Brief
Find every line in the records below that holds the word "Church", and copy it out.

Rows from a dataset
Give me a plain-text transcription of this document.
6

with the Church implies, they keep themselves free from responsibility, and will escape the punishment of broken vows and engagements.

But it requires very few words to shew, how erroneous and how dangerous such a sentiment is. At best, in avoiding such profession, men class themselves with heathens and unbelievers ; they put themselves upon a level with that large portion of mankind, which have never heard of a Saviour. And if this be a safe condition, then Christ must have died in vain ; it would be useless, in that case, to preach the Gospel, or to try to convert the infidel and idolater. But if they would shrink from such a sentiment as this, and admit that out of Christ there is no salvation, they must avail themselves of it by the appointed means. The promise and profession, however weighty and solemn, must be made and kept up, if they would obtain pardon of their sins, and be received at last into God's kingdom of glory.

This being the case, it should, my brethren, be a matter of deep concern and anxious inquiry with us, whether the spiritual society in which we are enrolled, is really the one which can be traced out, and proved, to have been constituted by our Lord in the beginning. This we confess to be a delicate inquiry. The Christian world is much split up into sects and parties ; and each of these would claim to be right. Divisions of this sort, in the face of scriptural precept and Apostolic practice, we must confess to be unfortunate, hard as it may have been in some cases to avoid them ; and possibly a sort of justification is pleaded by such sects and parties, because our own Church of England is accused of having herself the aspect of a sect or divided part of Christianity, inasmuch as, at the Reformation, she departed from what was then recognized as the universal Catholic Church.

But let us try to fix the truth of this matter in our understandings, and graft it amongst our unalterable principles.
--
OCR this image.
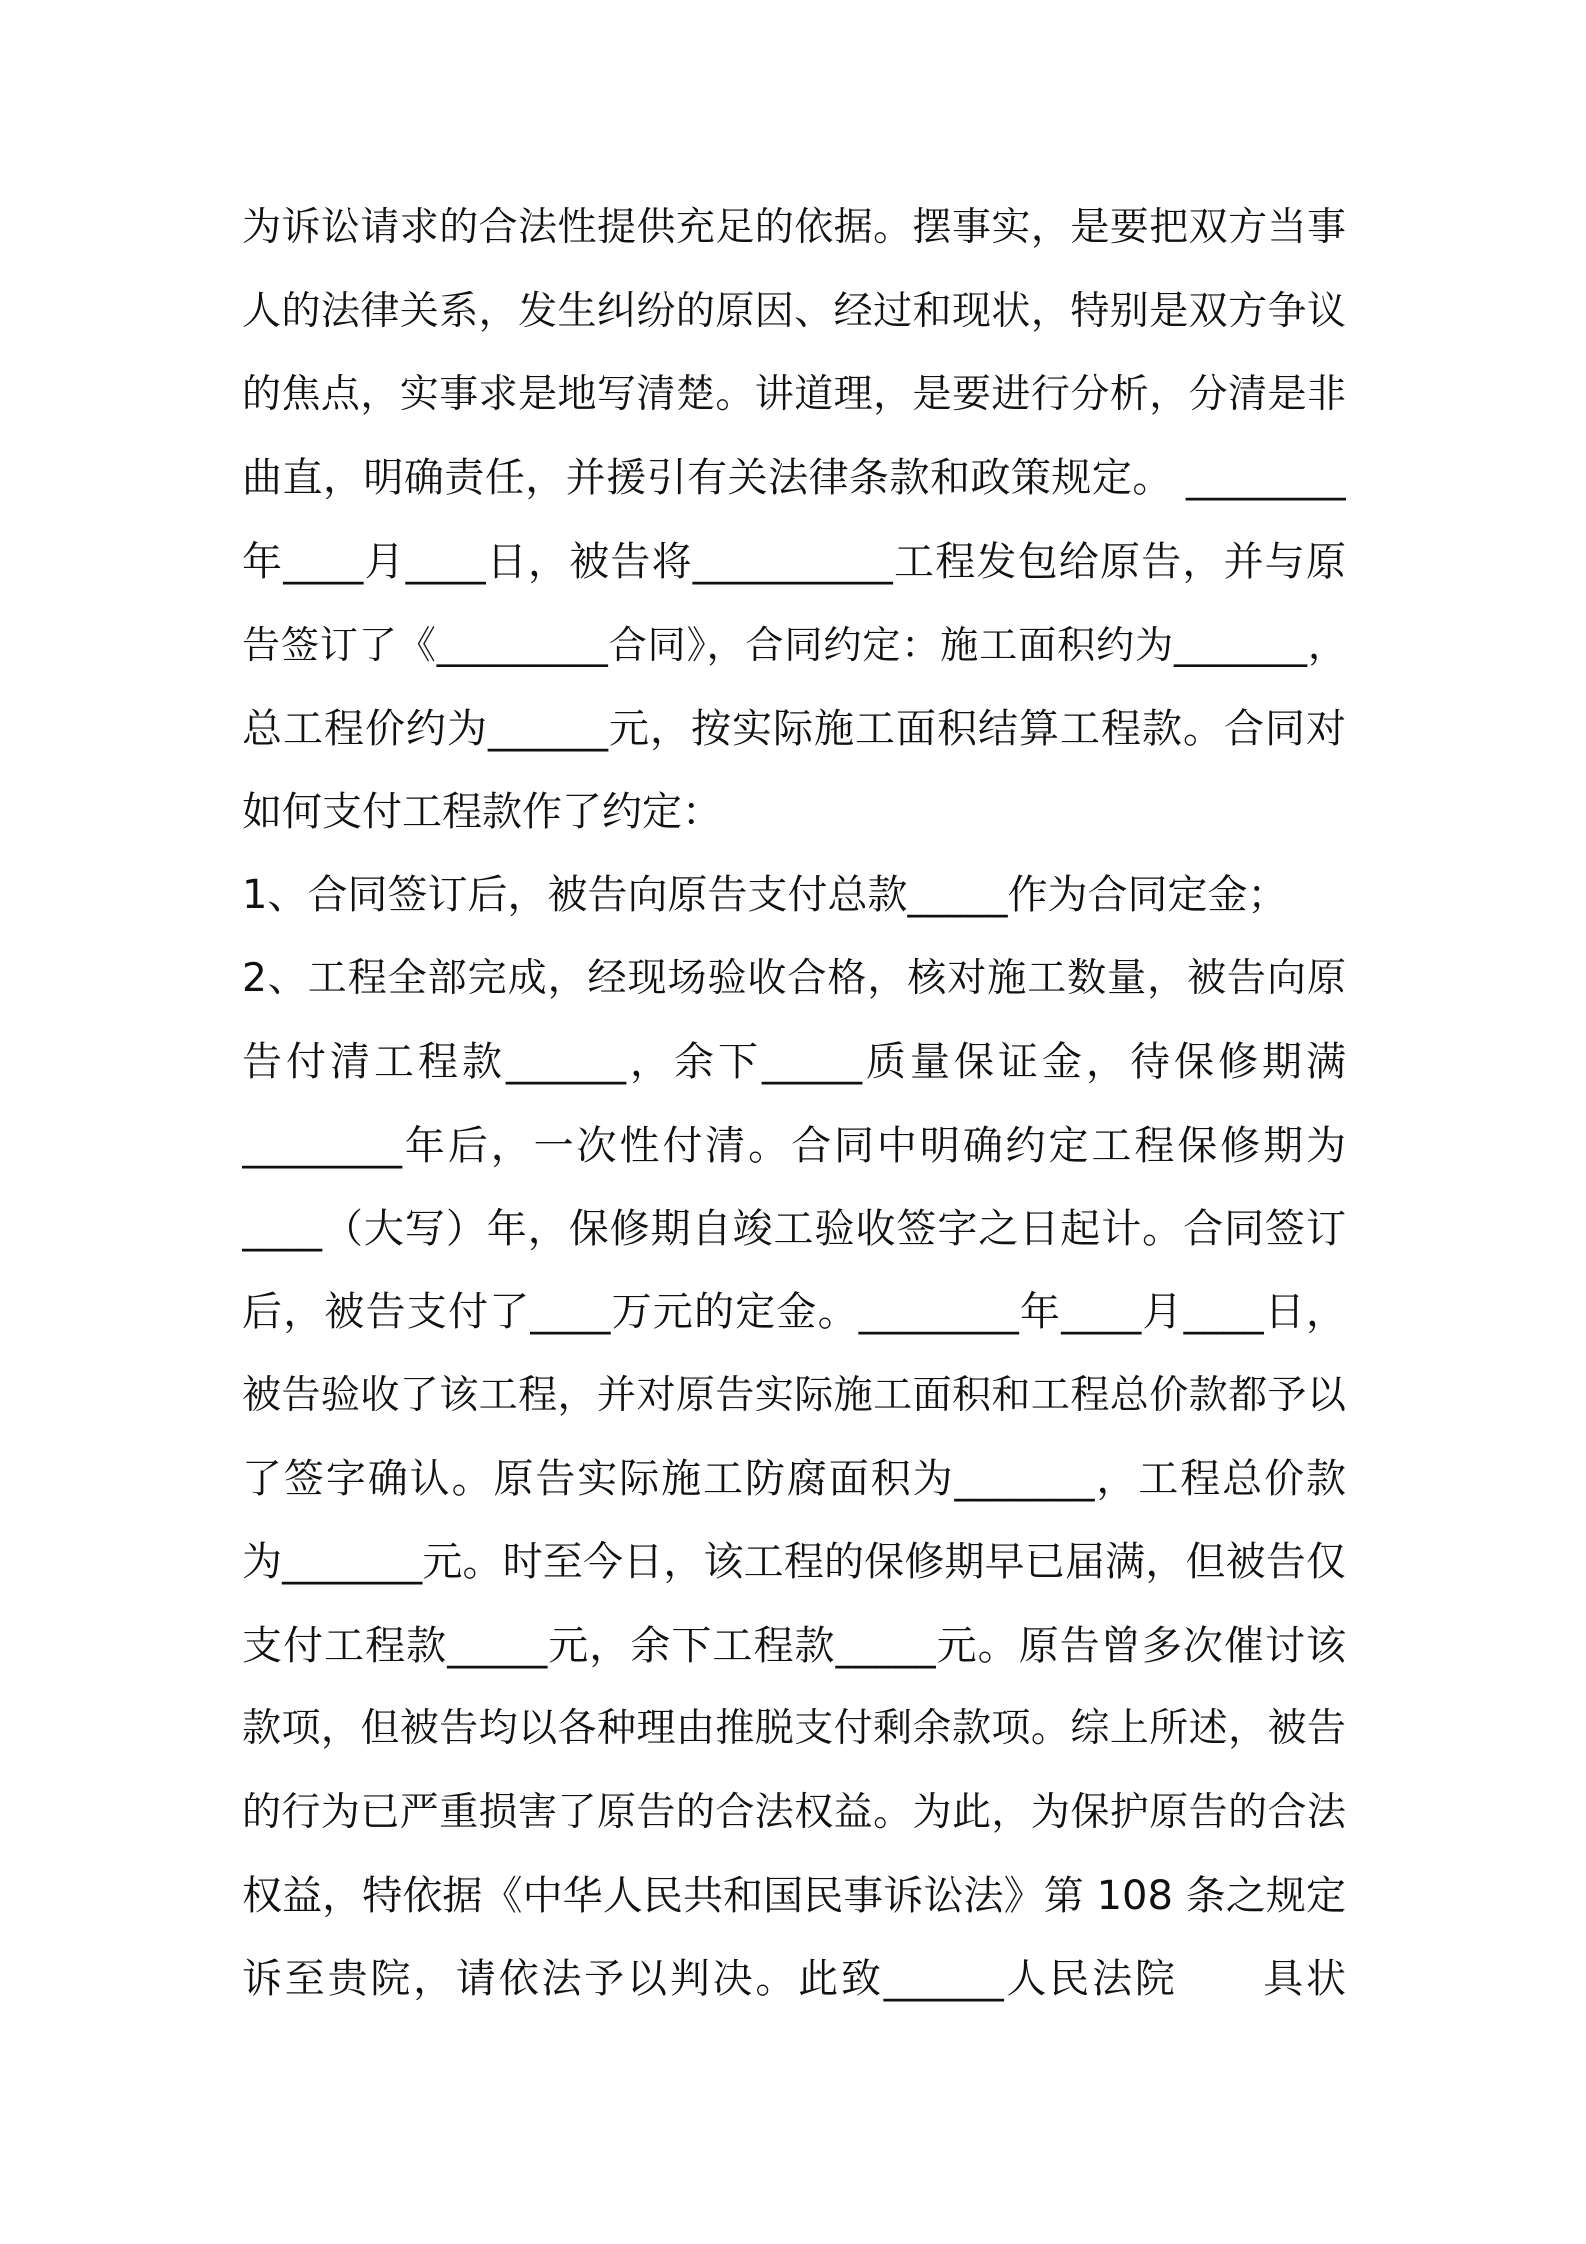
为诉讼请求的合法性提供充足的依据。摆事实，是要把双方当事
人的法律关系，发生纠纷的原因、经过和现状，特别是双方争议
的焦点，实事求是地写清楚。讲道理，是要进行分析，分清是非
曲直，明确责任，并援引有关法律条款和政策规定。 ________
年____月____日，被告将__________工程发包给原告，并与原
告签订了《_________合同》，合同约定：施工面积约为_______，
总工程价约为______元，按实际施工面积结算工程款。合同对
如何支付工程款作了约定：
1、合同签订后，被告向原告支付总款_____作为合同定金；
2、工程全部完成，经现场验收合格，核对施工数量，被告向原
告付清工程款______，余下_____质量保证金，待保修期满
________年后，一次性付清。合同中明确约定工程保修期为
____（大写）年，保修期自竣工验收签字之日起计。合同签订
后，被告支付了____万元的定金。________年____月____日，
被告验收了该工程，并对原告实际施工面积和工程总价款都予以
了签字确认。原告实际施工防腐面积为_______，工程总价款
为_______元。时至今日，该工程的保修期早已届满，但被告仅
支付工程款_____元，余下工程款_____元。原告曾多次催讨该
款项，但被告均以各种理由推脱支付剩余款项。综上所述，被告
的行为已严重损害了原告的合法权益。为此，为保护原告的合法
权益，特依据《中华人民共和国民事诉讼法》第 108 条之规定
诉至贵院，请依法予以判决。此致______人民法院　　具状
* * *
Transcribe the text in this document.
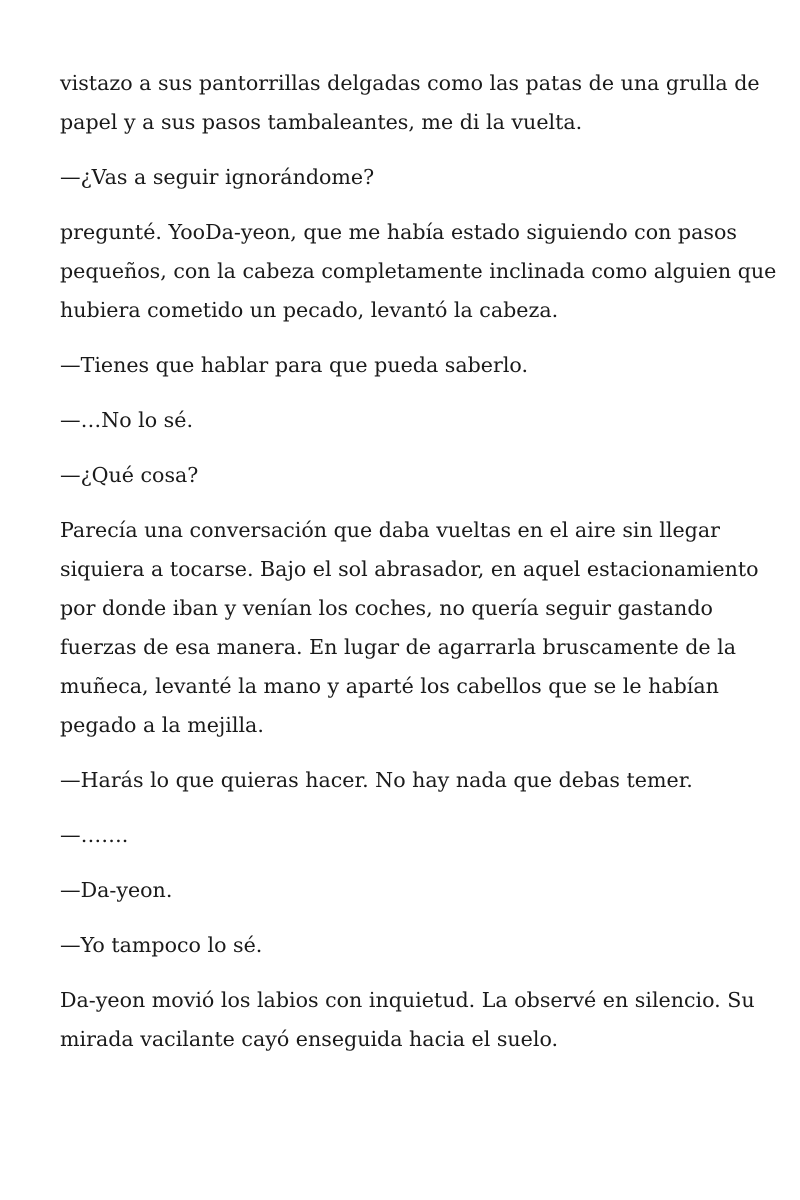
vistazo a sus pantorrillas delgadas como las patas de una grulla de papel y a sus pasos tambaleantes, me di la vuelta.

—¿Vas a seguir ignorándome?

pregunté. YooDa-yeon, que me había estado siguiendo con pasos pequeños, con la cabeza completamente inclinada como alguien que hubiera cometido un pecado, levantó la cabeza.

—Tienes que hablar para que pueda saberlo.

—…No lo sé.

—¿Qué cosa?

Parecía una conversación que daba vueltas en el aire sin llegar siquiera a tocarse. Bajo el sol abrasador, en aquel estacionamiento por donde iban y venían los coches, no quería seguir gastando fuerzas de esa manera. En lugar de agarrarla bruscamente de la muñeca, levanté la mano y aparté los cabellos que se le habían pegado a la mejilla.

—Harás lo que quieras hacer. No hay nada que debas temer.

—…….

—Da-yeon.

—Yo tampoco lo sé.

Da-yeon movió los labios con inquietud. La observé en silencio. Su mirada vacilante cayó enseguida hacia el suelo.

Exercise response
with the Church implies, they keep themselves free from responsibility, and will escape the punishment of broken vows and engagements.
This being the case, it should, my brethren, be a matter of deep concern and anxious inquiry with us, whether the spiritual society in which we are enrolled, is really the one which can be traced out, and proved, to have been constituted by our Lord in the beginning. This we confess to be a delicate inquiry. The Christian world is much split up into sects and parties ; and each of these would claim to be right. Divisions of this sort, in the face of scriptural precept and Apostolic practice, we must confess to be unfortunate, hard as it may have been in some cases to avoid them ; and possibly a sort of justification is pleaded by such sects and parties, because our own Church of England is accused of having herself the aspect of a sect or divided part of Christianity, inasmuch as, at the Reformation, she departed from what was then recognized as the universal Catholic Church.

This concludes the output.